-- START OF PROVIDED ENTRIES --
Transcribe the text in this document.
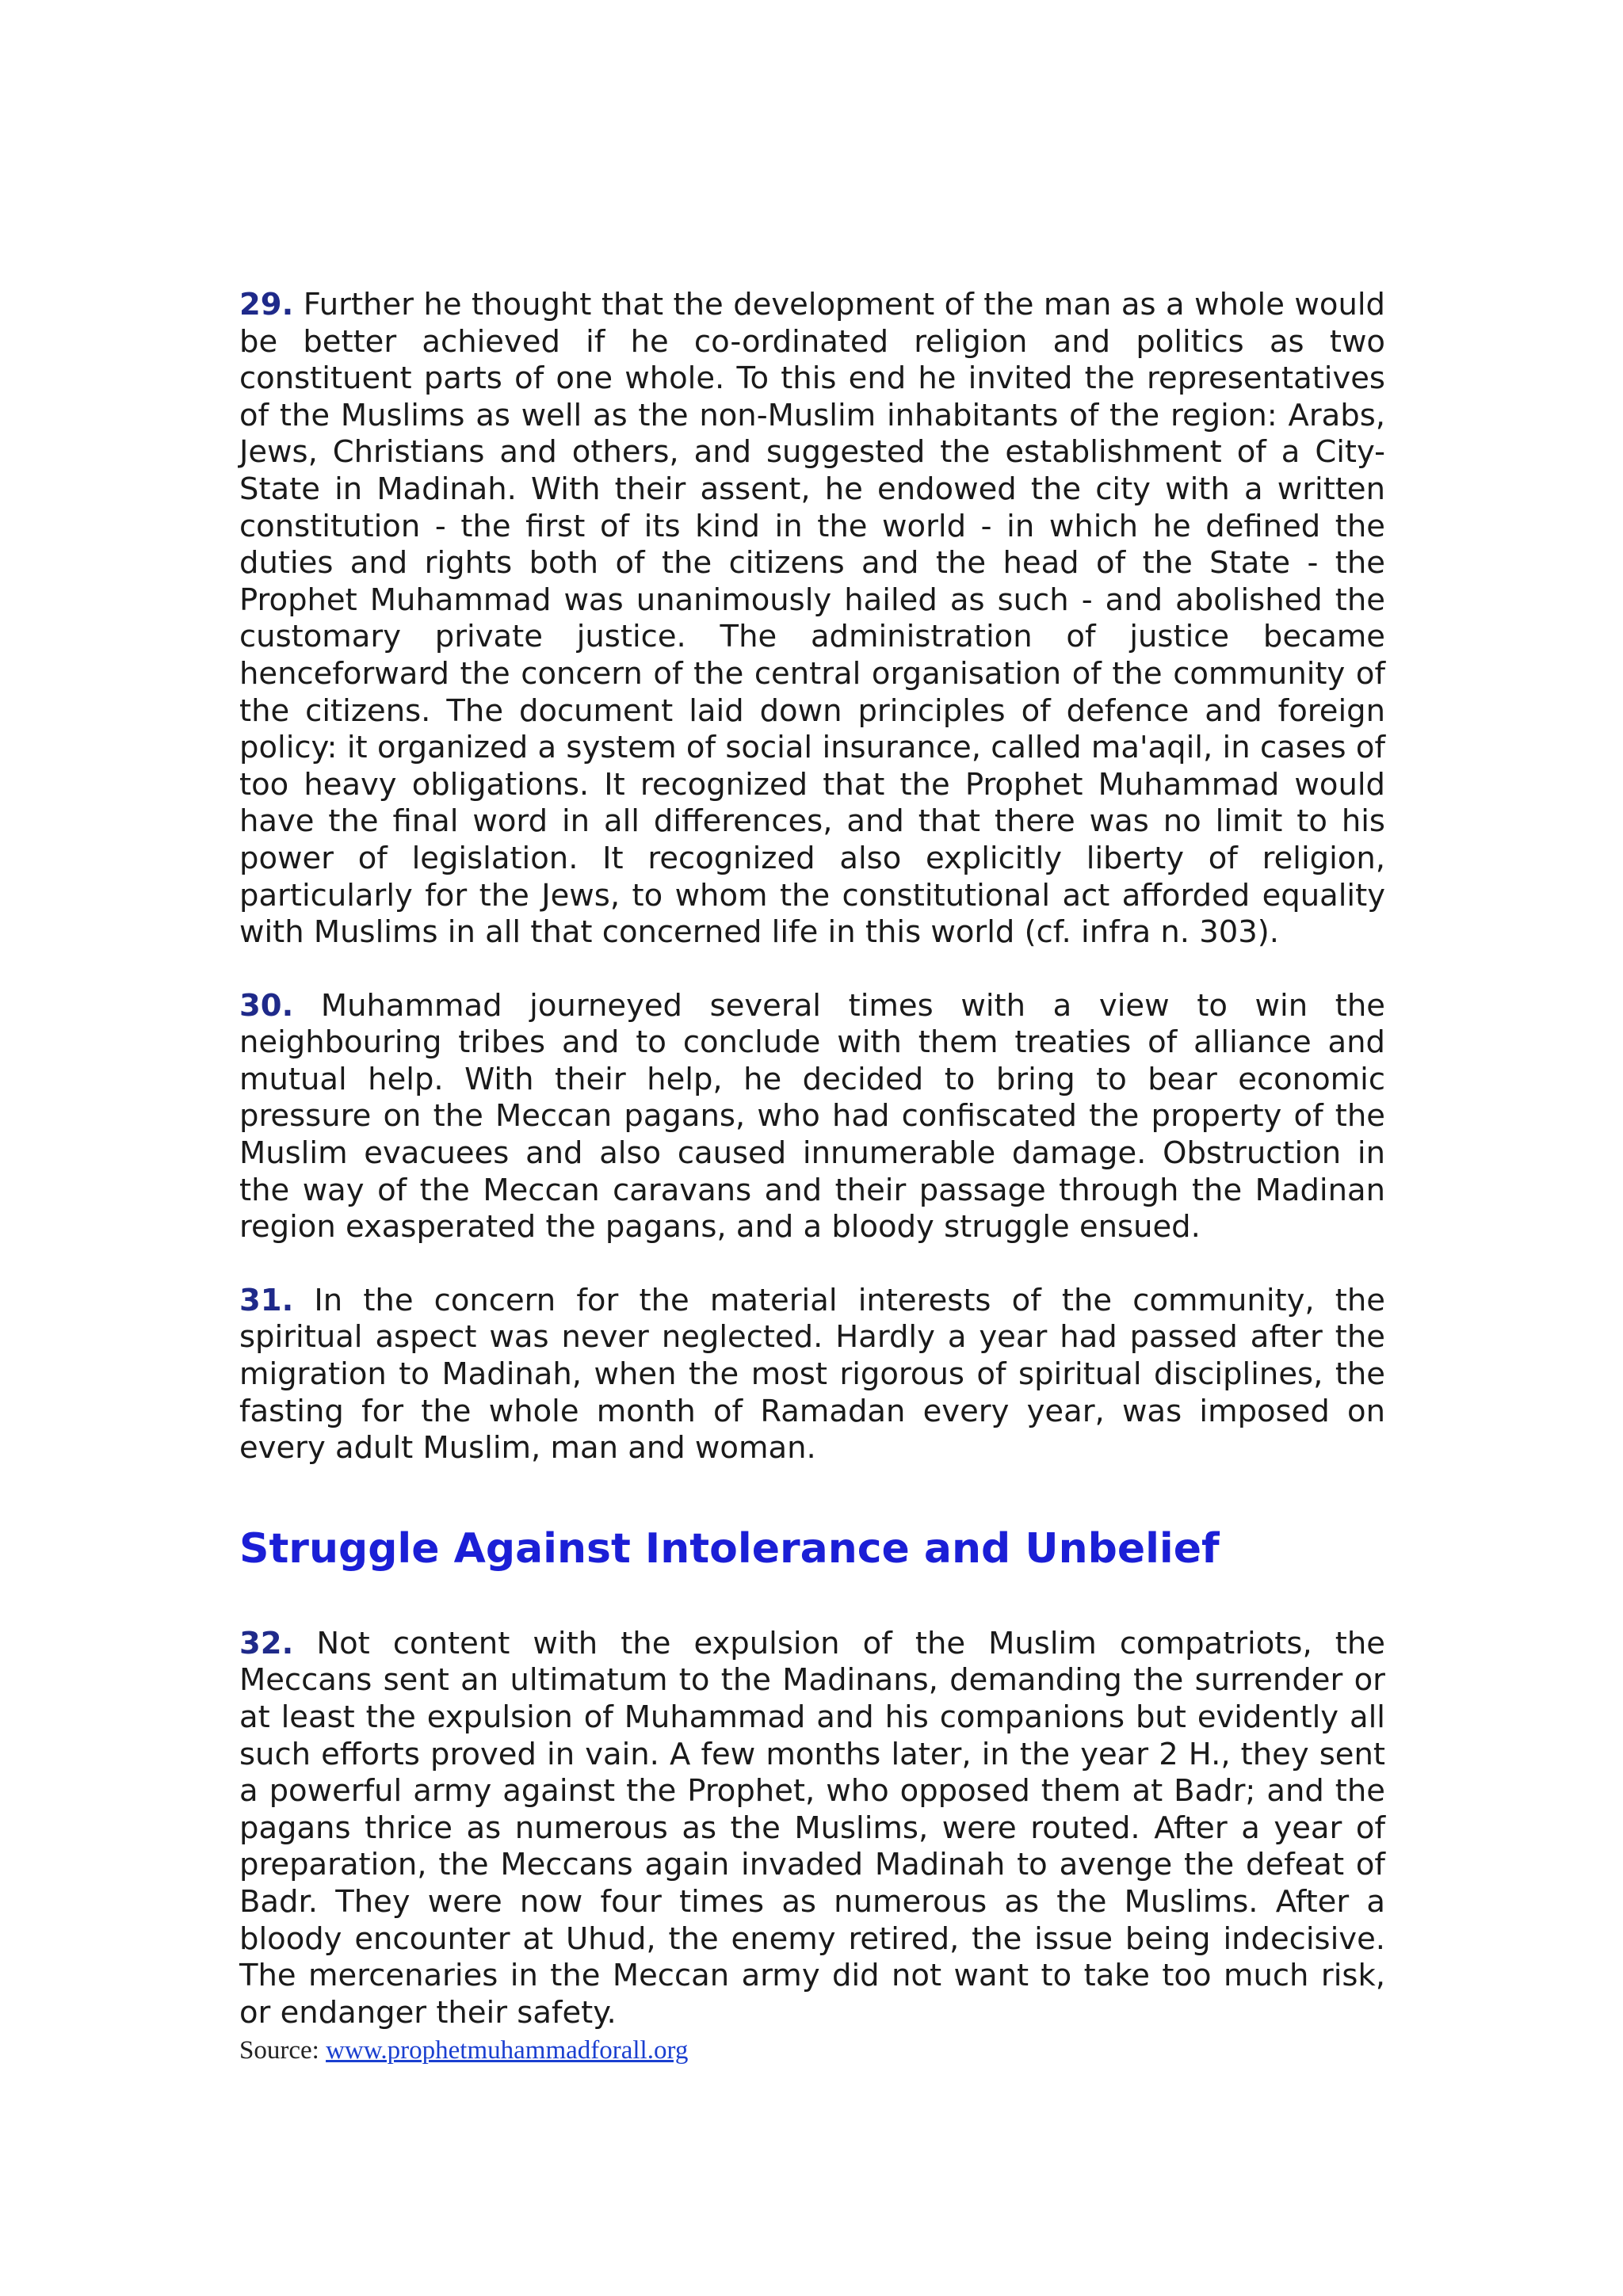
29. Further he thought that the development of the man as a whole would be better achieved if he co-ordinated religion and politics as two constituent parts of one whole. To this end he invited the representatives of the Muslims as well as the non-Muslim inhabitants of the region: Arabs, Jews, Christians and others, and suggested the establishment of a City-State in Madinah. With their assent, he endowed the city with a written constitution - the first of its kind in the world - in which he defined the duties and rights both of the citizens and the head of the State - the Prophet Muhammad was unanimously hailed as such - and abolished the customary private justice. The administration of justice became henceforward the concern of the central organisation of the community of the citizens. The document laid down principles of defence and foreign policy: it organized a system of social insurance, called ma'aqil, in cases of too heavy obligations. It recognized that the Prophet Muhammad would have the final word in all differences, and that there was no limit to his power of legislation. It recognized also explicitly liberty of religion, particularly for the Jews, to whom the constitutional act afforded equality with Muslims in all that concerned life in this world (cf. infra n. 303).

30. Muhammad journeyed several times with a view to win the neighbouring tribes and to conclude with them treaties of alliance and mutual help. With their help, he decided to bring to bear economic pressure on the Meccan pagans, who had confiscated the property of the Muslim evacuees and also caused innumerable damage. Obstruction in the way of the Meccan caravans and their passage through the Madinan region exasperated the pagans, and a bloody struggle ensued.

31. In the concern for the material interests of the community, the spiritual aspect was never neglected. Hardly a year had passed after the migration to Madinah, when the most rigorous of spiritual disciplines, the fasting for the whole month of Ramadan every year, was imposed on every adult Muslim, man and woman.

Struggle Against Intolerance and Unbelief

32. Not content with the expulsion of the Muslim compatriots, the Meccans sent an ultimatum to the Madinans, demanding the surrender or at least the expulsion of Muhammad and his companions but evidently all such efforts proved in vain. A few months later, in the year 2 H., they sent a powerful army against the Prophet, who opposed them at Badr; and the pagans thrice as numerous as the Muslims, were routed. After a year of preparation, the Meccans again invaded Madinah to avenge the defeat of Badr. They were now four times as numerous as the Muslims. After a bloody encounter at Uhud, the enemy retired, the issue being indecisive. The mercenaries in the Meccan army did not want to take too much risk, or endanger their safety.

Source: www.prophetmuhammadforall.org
-- END OF PROVIDED ENTRIES --
-- START OF PROVIDED ENTRIES --
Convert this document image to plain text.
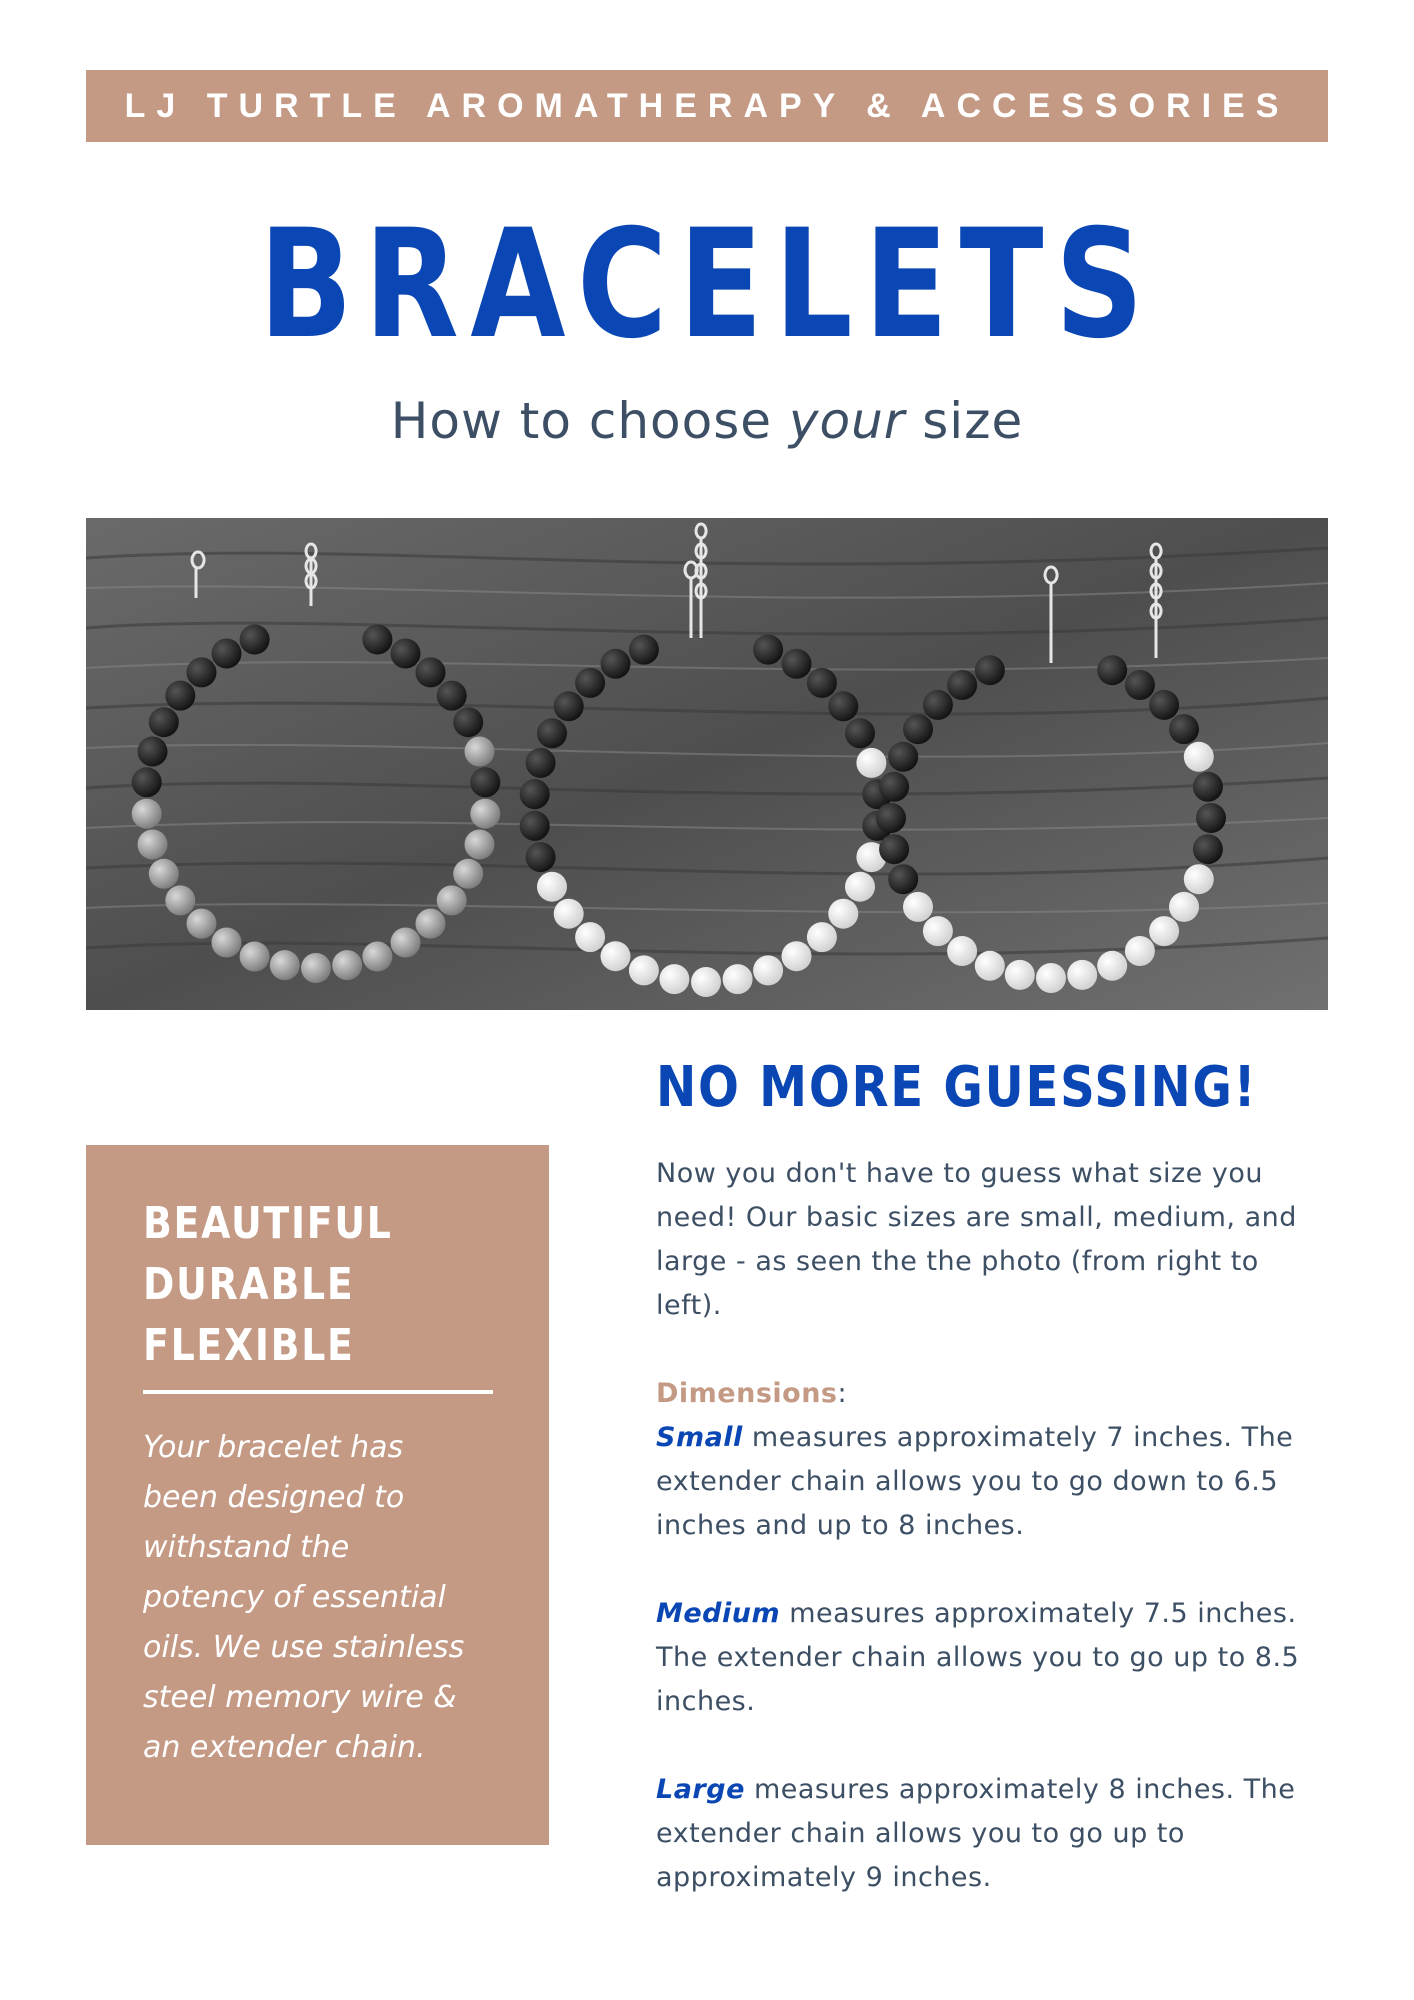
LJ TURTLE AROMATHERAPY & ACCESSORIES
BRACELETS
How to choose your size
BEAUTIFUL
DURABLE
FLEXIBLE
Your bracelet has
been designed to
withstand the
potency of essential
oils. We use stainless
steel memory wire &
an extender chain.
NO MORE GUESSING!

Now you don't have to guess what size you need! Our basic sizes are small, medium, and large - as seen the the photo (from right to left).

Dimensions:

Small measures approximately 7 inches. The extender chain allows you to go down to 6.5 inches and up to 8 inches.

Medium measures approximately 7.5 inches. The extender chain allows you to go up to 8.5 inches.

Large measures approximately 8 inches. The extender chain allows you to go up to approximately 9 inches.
-- END OF PROVIDED ENTRIES --
-- START OF PROVIDED ENTRIES --
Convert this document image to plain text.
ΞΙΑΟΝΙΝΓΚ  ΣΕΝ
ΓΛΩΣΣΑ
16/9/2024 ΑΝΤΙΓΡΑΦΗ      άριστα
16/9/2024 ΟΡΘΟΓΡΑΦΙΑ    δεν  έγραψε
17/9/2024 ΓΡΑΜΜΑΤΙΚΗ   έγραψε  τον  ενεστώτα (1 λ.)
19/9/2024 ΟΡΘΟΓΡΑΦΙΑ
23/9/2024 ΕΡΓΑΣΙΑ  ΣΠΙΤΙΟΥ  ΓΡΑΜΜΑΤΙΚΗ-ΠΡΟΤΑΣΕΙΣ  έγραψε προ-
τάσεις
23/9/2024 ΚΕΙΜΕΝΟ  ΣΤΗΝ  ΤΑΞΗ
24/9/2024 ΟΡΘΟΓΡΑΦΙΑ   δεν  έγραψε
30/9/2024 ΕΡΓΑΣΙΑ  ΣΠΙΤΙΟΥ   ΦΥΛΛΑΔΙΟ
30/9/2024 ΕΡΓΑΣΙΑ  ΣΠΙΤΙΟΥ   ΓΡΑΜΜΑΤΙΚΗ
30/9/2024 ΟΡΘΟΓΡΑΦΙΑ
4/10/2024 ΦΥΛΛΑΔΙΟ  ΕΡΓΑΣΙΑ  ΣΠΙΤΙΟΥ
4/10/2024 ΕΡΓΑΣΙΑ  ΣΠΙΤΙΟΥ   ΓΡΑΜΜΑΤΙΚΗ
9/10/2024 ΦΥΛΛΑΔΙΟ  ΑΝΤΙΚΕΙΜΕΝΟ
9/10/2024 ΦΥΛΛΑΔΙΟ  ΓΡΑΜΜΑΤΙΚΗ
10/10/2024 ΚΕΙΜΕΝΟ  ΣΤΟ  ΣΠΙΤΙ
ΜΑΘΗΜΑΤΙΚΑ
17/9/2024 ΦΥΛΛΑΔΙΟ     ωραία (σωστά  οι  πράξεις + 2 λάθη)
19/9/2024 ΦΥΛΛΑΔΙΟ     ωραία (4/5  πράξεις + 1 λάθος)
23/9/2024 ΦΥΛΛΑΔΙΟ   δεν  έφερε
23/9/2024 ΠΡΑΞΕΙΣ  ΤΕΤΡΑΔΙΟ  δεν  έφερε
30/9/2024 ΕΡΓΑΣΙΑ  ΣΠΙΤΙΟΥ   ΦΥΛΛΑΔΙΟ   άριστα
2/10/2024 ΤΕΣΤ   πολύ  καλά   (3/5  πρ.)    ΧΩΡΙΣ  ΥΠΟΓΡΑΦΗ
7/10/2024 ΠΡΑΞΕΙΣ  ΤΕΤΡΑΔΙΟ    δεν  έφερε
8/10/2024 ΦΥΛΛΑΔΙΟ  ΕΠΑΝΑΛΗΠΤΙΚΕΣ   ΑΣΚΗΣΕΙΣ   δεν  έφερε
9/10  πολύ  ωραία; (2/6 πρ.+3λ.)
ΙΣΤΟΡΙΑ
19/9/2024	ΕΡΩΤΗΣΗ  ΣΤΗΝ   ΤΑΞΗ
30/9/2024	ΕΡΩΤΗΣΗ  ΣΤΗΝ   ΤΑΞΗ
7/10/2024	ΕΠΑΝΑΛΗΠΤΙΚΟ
-- END OF PROVIDED ENTRIES --
> _WHAT THE EXERCISE ASKS_
From the records given above, copy all lines containing "πράξεις".

> _COMPLETE ANSWER_
17/9/2024 ΦΥΛΛΑΔΙΟ     ωραία (σωστά  οι  πράξεις + 2 λάθη)
19/9/2024 ΦΥΛΛΑΔΙΟ     ωραία (4/5  πράξεις + 1 λάθος)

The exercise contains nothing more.